(EXTRACTED MATERIAL)
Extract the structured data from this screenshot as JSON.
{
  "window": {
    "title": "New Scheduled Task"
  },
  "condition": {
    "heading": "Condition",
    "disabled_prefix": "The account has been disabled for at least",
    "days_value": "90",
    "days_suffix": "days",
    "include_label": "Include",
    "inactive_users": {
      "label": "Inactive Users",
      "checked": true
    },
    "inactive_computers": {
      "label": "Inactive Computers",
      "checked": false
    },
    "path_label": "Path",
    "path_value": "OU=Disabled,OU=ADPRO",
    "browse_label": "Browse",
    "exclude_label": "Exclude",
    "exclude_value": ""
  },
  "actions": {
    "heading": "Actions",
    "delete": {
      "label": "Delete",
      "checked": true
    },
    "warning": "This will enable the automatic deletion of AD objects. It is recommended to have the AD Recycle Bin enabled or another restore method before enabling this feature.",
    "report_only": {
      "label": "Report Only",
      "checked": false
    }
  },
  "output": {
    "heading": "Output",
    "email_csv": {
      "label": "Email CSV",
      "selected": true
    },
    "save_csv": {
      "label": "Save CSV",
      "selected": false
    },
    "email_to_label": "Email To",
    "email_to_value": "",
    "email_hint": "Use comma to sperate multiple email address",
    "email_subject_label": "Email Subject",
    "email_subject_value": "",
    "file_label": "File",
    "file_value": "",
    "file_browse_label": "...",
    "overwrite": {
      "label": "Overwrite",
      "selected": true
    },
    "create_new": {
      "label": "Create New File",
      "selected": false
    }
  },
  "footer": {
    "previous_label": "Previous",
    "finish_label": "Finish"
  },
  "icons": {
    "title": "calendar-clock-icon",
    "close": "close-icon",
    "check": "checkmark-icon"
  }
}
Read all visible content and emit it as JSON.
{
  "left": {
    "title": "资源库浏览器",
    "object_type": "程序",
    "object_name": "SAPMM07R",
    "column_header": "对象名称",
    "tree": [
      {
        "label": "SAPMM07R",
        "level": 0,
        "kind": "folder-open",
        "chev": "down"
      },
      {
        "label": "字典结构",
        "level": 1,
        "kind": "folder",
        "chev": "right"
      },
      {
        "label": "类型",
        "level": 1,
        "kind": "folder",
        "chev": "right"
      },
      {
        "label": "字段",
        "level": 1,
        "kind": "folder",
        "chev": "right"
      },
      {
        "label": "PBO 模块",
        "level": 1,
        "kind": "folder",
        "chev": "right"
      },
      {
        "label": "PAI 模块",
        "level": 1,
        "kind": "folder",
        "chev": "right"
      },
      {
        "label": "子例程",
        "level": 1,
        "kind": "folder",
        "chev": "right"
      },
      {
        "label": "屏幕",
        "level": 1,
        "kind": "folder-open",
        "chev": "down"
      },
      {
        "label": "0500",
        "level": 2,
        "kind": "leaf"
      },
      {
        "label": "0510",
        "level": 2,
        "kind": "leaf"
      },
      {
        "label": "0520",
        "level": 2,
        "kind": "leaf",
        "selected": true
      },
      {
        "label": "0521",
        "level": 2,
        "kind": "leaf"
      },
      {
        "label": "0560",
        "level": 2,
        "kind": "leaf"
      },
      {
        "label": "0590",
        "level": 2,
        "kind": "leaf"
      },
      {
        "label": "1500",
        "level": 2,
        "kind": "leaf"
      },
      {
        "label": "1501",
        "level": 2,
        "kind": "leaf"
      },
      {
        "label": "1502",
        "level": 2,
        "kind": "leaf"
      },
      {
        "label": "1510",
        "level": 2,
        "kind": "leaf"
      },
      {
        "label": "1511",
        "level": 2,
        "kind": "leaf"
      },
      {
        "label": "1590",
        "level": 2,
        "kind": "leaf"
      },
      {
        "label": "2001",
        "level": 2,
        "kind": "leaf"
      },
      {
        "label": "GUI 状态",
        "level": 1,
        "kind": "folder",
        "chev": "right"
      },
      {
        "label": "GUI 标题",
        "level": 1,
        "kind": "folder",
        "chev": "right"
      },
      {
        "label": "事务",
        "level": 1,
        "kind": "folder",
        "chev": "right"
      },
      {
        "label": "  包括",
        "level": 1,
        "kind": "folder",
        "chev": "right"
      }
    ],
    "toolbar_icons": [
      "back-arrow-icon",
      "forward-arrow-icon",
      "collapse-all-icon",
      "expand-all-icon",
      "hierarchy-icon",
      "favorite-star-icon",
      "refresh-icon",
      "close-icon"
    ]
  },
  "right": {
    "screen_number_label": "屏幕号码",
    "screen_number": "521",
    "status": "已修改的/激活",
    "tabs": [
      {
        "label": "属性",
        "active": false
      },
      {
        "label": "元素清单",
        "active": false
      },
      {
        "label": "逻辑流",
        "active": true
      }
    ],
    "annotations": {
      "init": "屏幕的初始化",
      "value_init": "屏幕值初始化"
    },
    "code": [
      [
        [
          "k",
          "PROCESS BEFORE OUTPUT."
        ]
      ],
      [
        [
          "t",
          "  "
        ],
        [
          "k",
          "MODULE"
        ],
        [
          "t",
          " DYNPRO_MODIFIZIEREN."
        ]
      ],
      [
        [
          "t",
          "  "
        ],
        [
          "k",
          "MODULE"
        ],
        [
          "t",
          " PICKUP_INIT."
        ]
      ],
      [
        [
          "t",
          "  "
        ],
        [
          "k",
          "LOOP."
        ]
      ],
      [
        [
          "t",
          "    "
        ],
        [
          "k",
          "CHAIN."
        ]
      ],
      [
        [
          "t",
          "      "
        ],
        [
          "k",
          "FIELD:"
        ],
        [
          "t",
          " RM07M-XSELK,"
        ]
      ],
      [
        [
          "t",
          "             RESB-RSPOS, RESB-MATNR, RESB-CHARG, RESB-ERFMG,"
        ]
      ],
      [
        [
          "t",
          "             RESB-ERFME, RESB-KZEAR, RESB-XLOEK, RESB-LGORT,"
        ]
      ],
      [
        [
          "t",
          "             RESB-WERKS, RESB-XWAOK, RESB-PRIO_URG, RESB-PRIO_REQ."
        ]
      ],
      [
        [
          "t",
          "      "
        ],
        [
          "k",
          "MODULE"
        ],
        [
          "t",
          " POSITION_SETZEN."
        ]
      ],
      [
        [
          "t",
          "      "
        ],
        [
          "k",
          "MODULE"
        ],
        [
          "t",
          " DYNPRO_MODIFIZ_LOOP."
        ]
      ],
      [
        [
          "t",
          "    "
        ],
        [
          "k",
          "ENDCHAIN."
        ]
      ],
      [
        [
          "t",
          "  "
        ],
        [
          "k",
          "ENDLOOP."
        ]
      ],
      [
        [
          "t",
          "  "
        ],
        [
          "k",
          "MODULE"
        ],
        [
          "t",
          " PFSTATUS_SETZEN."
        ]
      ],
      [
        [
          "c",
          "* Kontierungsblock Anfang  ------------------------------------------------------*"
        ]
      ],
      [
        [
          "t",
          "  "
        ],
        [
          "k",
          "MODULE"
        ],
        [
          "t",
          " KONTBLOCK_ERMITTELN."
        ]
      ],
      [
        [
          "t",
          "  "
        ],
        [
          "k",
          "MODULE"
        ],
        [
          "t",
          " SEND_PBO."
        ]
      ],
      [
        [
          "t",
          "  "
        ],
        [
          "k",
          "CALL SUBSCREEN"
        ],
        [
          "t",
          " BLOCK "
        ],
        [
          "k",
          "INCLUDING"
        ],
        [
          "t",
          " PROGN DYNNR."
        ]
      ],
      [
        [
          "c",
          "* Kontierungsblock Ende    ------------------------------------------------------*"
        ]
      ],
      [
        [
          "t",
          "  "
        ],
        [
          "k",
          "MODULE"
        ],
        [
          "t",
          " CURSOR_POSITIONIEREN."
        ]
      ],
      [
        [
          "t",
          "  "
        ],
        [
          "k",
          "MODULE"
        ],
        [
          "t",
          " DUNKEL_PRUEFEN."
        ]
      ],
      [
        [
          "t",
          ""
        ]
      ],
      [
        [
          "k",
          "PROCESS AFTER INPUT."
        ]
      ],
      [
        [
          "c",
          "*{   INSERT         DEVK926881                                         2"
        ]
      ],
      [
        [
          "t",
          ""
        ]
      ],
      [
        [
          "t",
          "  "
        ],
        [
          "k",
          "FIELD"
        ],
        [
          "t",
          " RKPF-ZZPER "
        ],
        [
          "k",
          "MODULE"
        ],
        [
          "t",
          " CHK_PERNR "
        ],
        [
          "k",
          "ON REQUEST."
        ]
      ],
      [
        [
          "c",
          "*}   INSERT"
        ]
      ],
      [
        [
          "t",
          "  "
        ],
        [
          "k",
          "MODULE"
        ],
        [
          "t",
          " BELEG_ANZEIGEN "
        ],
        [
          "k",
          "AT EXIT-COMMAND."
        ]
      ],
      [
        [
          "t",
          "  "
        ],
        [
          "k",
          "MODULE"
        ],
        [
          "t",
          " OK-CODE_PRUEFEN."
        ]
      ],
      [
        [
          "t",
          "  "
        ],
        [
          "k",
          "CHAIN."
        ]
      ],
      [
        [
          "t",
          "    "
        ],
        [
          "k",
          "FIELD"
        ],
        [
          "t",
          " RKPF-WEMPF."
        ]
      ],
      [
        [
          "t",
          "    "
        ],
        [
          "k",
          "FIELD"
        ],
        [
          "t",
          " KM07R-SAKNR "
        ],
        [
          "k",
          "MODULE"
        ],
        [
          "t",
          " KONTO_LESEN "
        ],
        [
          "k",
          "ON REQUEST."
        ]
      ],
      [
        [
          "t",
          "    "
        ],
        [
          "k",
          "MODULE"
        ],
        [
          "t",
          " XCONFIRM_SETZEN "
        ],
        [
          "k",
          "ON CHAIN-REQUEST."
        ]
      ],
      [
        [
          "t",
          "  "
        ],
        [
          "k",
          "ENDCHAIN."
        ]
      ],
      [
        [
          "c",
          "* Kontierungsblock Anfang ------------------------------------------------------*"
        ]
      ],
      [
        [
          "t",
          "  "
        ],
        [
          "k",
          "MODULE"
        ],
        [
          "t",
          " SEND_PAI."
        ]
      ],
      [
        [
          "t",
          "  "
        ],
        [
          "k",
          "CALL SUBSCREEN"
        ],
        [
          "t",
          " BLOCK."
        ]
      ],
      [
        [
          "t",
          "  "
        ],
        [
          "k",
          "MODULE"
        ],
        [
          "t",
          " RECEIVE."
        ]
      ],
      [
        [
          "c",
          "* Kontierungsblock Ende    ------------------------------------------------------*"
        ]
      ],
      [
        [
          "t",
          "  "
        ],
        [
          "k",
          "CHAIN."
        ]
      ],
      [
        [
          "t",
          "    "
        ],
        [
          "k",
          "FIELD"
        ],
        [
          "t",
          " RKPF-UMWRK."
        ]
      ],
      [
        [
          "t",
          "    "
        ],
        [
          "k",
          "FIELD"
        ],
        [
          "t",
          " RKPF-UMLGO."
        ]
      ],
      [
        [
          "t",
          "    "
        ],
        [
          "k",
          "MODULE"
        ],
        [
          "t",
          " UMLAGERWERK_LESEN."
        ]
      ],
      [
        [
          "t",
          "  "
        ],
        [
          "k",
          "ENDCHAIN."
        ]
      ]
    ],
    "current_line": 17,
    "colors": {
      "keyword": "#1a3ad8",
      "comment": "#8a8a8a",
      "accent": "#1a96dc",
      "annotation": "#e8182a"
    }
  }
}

(WHAT IS NEEDED)
Search the records for the word "PROCESS", then list every line that has it.

(RESPONSE TO THE EXERCISE)
          "PROCESS BEFORE OUTPUT."
          "PROCESS AFTER INPUT."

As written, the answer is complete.